### PROBLEM TO WORK ON
Take from the data every line in which the word "binding" is found.

Segment Start: SUPPLIED ENTRIES

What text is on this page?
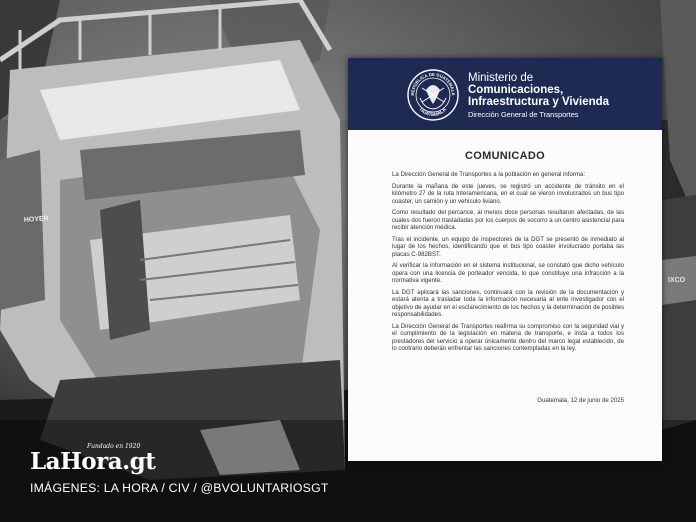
IXCO
HOYER
REPÚBLICA DE GUATEMALA
GUATEMALA
Ministerio de
Comunicaciones,
Infraestructura y Vivienda
Dirección General de Transportes
COMUNICADO

La Dirección General de Transportes a la población en general informa:

Durante la mañana de este jueves, se registró un accidente de tránsito en el kilómetro 27 de la ruta Interamericana, en el cual se vieron involucrados un bus tipo coaster, un camión y un vehículo liviano.

Como resultado del percance, al menos doce personas resultaron afectadas, de las cuales dos fueron trasladadas por los cuerpos de socorro a un centro asistencial para recibir atención médica.

Tras el incidente, un equipo de inspectores de la DGT se presentó de inmediato al lugar de los hechos, identificando que el bus tipo coaster involucrado portaba las placas C-982BST.

Al verificar la información en el sistema institucional, se constató que dicho vehículo opera con una licencia de porteador vencida, lo que constituye una infracción a la normativa vigente.

La DGT aplicará las sanciones, continuará con la revisión de la documentación y estará atenta a trasladar toda la información necesaria al ente investigador con el objetivo de ayudar en el esclarecimiento de los hechos y la determinación de posibles responsabilidades.

La Dirección General de Transportes reafirma su compromiso con la seguridad vial y el cumplimiento de la legislación en materia de transporte, e insta a todos los prestadores del servicio a operar únicamente dentro del marco legal establecido, de lo contrario deberán enfrentar las sanciones contempladas en la ley.

Guatemala, 12 de junio de 2025
Fundado en 1920
LaHora.gt
IMÁGENES: LA HORA / CIV / @BVOLUNTARIOSGT
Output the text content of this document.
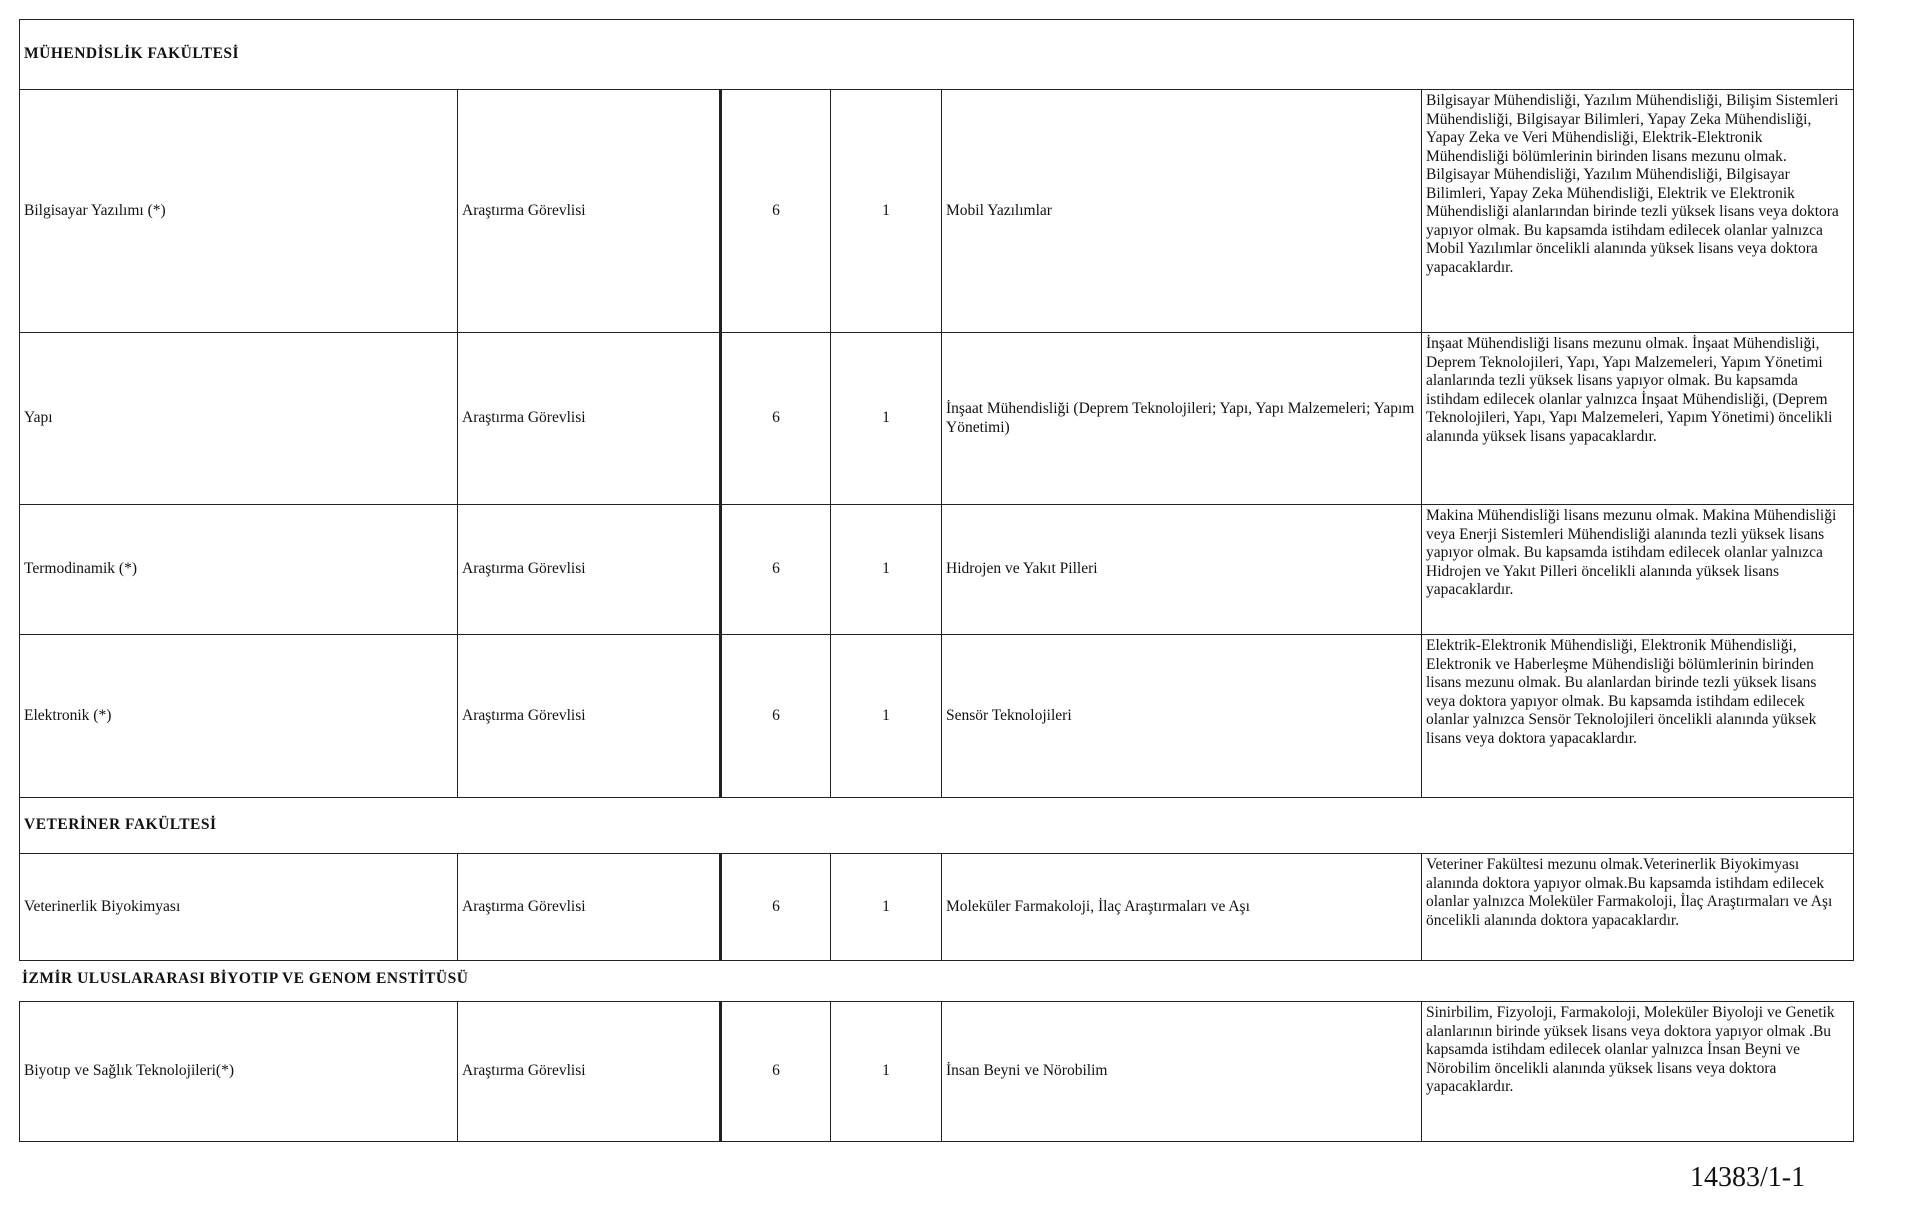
MÜHENDİSLİK FAKÜLTESİ					
Bilgisayar Yazılımı (*)	Araştırma Görevlisi	6	1	Mobil Yazılımlar	Bilgisayar Mühendisliği, Yazılım Mühendisliği, Bilişim Sistemleri Mühendisliği, Bilgisayar Bilimleri, Yapay Zeka Mühendisliği, Yapay Zeka ve Veri Mühendisliği, Elektrik-Elektronik Mühendisliği bölümlerinin birinden lisans mezunu olmak. Bilgisayar Mühendisliği, Yazılım Mühendisliği, Bilgisayar Bilimleri, Yapay Zeka Mühendisliği, Elektrik ve Elektronik Mühendisliği alanlarından birinde tezli yüksek lisans veya doktora yapıyor olmak. Bu kapsamda istihdam edilecek olanlar yalnızca Mobil Yazılımlar öncelikli alanında yüksek lisans veya doktora yapacaklardır.
Yapı	Araştırma Görevlisi	6	1	İnşaat Mühendisliği (Deprem Teknolojileri; Yapı, Yapı Malzemeleri; Yapım Yönetimi)	İnşaat Mühendisliği lisans mezunu olmak. İnşaat Mühendisliği, Deprem Teknolojileri, Yapı, Yapı Malzemeleri, Yapım Yönetimi alanlarında tezli yüksek lisans yapıyor olmak. Bu kapsamda istihdam edilecek olanlar yalnızca İnşaat Mühendisliği, (Deprem Teknolojileri, Yapı, Yapı Malzemeleri, Yapım Yönetimi) öncelikli alanında yüksek lisans yapacaklardır.
Termodinamik (*)	Araştırma Görevlisi	6	1	Hidrojen ve Yakıt Pilleri	Makina Mühendisliği lisans mezunu olmak. Makina Mühendisliği veya Enerji Sistemleri Mühendisliği alanında tezli yüksek lisans yapıyor olmak. Bu kapsamda istihdam edilecek olanlar yalnızca Hidrojen ve Yakıt Pilleri öncelikli alanında yüksek lisans yapacaklardır.
Elektronik (*)	Araştırma Görevlisi	6	1	Sensör Teknolojileri	Elektrik-Elektronik Mühendisliği, Elektronik Mühendisliği, Elektronik ve Haberleşme Mühendisliği bölümlerinin birinden lisans mezunu olmak. Bu alanlardan birinde tezli yüksek lisans veya doktora yapıyor olmak. Bu kapsamda istihdam edilecek olanlar yalnızca Sensör Teknolojileri öncelikli alanında yüksek lisans veya doktora yapacaklardır.
VETERİNER FAKÜLTESİ
Veterinerlik Biyokimyası	Araştırma Görevlisi	6	1	Moleküler Farmakoloji, İlaç Araştırmaları ve Aşı	Veteriner Fakültesi mezunu olmak.Veterinerlik Biyokimyası alanında doktora yapıyor olmak.Bu kapsamda istihdam edilecek olanlar yalnızca Moleküler Farmakoloji, İlaç Araştırmaları ve Aşı öncelikli alanında doktora yapacaklardır.
İZMİR ULUSLARARASI BİYOTIP VE GENOM ENSTİTÜSÜ
Biyotıp ve Sağlık Teknolojileri(*)	Araştırma Görevlisi	6	1	İnsan Beyni ve Nörobilim	Sinirbilim, Fizyoloji, Farmakoloji, Moleküler Biyoloji ve Genetik alanlarının birinde yüksek lisans veya doktora yapıyor olmak .Bu kapsamda istihdam edilecek olanlar yalnızca İnsan Beyni ve Nörobilim öncelikli alanında yüksek lisans veya doktora yapacaklardır.
14383/1-1
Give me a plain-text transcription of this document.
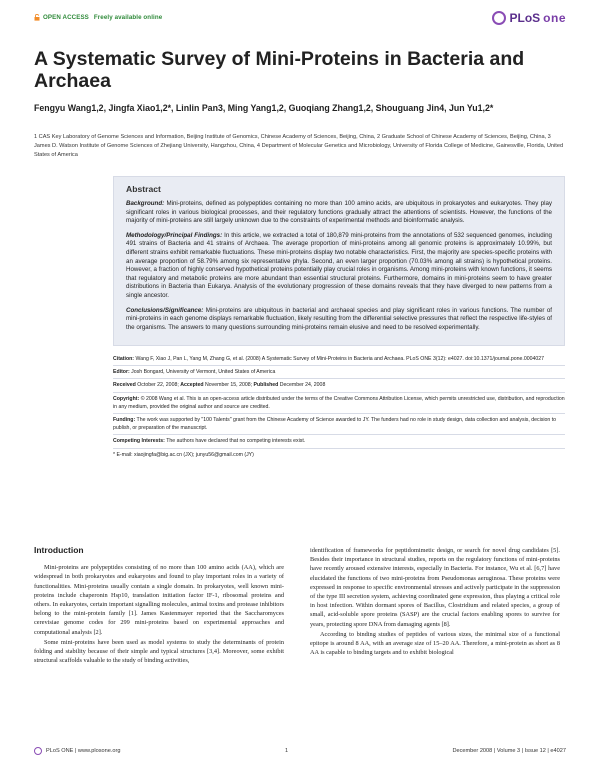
OPEN ACCESS Freely available online	PLoS one
A Systematic Survey of Mini-Proteins in Bacteria and Archaea
Fengyu Wang1,2, Jingfa Xiao1,2*, Linlin Pan3, Ming Yang1,2, Guoqiang Zhang1,2, Shouguang Jin4, Jun Yu1,2*
1 CAS Key Laboratory of Genome Sciences and Information, Beijing Institute of Genomics, Chinese Academy of Sciences, Beijing, China, 2 Graduate School of Chinese Academy of Sciences, Beijing, China, 3 James D. Watson Institute of Genome Sciences of Zhejiang University, Hangzhou, China, 4 Department of Molecular Genetics and Microbiology, University of Florida College of Medicine, Gainesville, Florida, United States of America
Abstract

Background: Mini-proteins, defined as polypeptides containing no more than 100 amino acids, are ubiquitous in prokaryotes and eukaryotes. They play significant roles in various biological processes, and their regulatory functions gradually attract the attentions of scientists. However, the functions of the majority of mini-proteins are still largely unknown due to the constraints of experimental methods and bioinformatic analysis.

Methodology/Principal Findings: In this article, we extracted a total of 180,879 mini-proteins from the annotations of 532 sequenced genomes, including 491 strains of Bacteria and 41 strains of Archaea. The average proportion of mini-proteins among all genomic proteins is approximately 10.99%, but different strains exhibit remarkable fluctuations. These mini-proteins display two notable characteristics. First, the majority are species-specific proteins with an average proportion of 58.79% among six representative phyla. Second, an even larger proportion (70.03% among all strains) is hypothetical proteins. However, a fraction of highly conserved hypothetical proteins potentially play crucial roles in organisms. Among mini-proteins with known functions, it seems that regulatory and metabolic proteins are more abundant than essential structural proteins. Furthermore, domains in mini-proteins seem to have greater distributions in Bacteria than Eukarya. Analysis of the evolutionary progression of these domains reveals that they have diverged to new patterns from a single ancestor.

Conclusions/Significance: Mini-proteins are ubiquitous in bacterial and archaeal species and play significant roles in various functions. The number of mini-proteins in each genome displays remarkable fluctuation, likely resulting from the differential selective pressures that reflect the respective life-styles of the organisms. The answers to many questions surrounding mini-proteins remain elusive and need to be resolved experimentally.

Citation: Wang F, Xiao J, Pan L, Yang M, Zhang G, et al. (2008) A Systematic Survey of Mini-Proteins in Bacteria and Archaea. PLoS ONE 3(12): e4027. doi:10.1371/journal.pone.0004027
Editor: Josh Bongard, University of Vermont, United States of America
Received October 22, 2008; Accepted November 15, 2008; Published December 24, 2008
Copyright: © 2008 Wang et al. This is an open-access article distributed under the terms of the Creative Commons Attribution License, which permits unrestricted use, distribution, and reproduction in any medium, provided the original author and source are credited.
Funding: The work was supported by "100 Talents" grant from the Chinese Academy of Science awarded to JY. The funders had no role in study design, data collection and analysis, decision to publish, or preparation of the manuscript.
Competing Interests: The authors have declared that no competing interests exist.
* E-mail: xiaojingfa@big.ac.cn (JX); junyu56@gmail.com (JY)
Introduction

Mini-proteins are polypeptides consisting of no more than 100 amino acids (AA), which are widespread in both prokaryotes and eukaryotes and found to play important roles in a variety of functionalities. Mini-proteins usually contain a single domain. In prokaryotes, well known mini-proteins include chaperonin Hsp10, translation initiation factor IF-1, ribosomal proteins and others. In eukaryotes, certain important signalling molecules, animal toxins and protease inhibitors belong to the mini-protein family [1]. James Kastenmayer reported that the Saccharomyces cerevisiae genome codes for 299 mini-proteins based on experimental approaches and computational analysis [2].

Some mini-proteins have been used as model systems to study the determinants of protein folding and stability because of their simple and typical structures [3,4]. Moreover, some exhibit structural scaffolds valuable to the study of binding activities,

identification of frameworks for peptidomimetic design, or search for novel drug candidates [5]. Besides their importance in structural studies, reports on the regulatory functions of mini-proteins have recently aroused extensive interests, especially in Bacteria. For instance, Wu et al. [6,7] have elucidated the functions of two mini-proteins from Pseudomonas aeruginosa. These proteins were expressed in response to specific environmental stresses and actively participate in the suppression of the type III secretion system, achieving coordinated gene expression, thus playing a critical role in host infection. Within dormant spores of Bacillus, Clostridium and related species, a group of small, acid-soluble spore proteins (SASP) are the crucial factors enabling spores to survive for years, protecting spore DNA from damaging agents [8].

According to binding studies of peptides of various sizes, the minimal size of a functional epitope is around 8 AA, with an average size of 15–20 AA. Therefore, a mini-protein as short as 8 AA is capable to binding targets and to exhibit biological

PLoS ONE | www.plosone.org	1	December 2008 | Volume 3 | Issue 12 | e4027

Segment End: SUPPLIED ENTRIES

### SOLUTION FOR THIS PROBLEM
Some mini-proteins have been used as model systems to study the determinants of protein folding and stability because of their simple and typical structures [3,4]. Moreover, some exhibit structural scaffolds valuable to the study of binding activities,
According to binding studies of peptides of various sizes, the minimal size of a functional epitope is around 8 AA, with an average size of 15–20 AA. Therefore, a mini-protein as short as 8 AA is capable to binding targets and to exhibit biological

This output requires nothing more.